-- Start MATERIAL SUPPLIED --

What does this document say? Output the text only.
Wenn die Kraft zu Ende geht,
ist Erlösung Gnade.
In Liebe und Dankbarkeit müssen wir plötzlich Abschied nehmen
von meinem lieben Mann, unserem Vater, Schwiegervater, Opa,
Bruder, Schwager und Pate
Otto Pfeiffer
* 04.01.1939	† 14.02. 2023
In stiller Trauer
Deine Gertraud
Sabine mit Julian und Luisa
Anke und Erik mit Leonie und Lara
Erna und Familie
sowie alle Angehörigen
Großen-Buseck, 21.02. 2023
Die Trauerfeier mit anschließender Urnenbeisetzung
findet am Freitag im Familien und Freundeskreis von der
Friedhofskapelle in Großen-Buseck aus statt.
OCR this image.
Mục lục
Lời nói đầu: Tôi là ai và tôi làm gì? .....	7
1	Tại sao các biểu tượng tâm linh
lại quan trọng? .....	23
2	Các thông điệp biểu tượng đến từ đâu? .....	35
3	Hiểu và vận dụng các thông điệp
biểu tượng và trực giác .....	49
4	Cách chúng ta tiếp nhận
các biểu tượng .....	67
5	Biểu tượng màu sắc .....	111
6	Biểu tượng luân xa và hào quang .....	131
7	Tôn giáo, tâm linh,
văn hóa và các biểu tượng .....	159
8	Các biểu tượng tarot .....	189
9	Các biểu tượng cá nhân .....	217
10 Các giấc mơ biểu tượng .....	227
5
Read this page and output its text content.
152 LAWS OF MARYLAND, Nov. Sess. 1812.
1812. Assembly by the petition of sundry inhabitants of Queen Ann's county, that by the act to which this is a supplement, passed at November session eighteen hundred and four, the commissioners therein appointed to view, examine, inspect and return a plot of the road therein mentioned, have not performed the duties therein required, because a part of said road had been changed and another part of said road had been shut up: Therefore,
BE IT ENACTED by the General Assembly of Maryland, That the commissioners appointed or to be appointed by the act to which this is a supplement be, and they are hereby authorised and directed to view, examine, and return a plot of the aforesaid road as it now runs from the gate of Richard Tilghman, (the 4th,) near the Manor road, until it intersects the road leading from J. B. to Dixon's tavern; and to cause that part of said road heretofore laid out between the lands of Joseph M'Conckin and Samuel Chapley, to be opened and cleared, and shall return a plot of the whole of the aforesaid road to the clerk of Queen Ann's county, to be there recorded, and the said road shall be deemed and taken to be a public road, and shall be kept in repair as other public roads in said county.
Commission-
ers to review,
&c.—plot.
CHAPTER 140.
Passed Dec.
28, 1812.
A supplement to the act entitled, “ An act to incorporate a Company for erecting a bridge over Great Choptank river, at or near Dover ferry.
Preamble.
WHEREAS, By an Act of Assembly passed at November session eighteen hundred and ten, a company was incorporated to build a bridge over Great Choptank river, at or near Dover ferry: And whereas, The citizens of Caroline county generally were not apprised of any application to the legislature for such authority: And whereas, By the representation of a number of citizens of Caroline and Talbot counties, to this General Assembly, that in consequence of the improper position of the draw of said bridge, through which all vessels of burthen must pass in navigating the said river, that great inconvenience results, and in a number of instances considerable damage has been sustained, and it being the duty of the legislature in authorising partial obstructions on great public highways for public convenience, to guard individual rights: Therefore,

-- End MATERIAL SUPPLIED --

● WHAT YOU ARE ASKED TO DO
Look through the entries and find each line that has the string "river". Copy those lines.

● OUTPUT OF THE TASK
A supplement to the act entitled, “ An act to incorporate a Company for erecting a bridge over Great Choptank river, at or near Dover ferry.
WHEREAS, By an Act of Assembly passed at November session eighteen hundred and ten, a company was incorporated to build a bridge over Great Choptank river, at or near Dover ferry: And whereas, The citizens of Caroline county generally were not apprised of any application to the legislature for such authority: And whereas, By the representation of a number of citizens of Caroline and Talbot counties, to this General Assembly, that in consequence of the improper position of the draw of said bridge, through which all vessels of burthen must pass in navigating the said river, that great inconvenience results, and in a number of instances considerable damage has been sustained, and it being the duty of the legislature in authorising partial obstructions on great public highways for public convenience, to guard individual rights: Therefore,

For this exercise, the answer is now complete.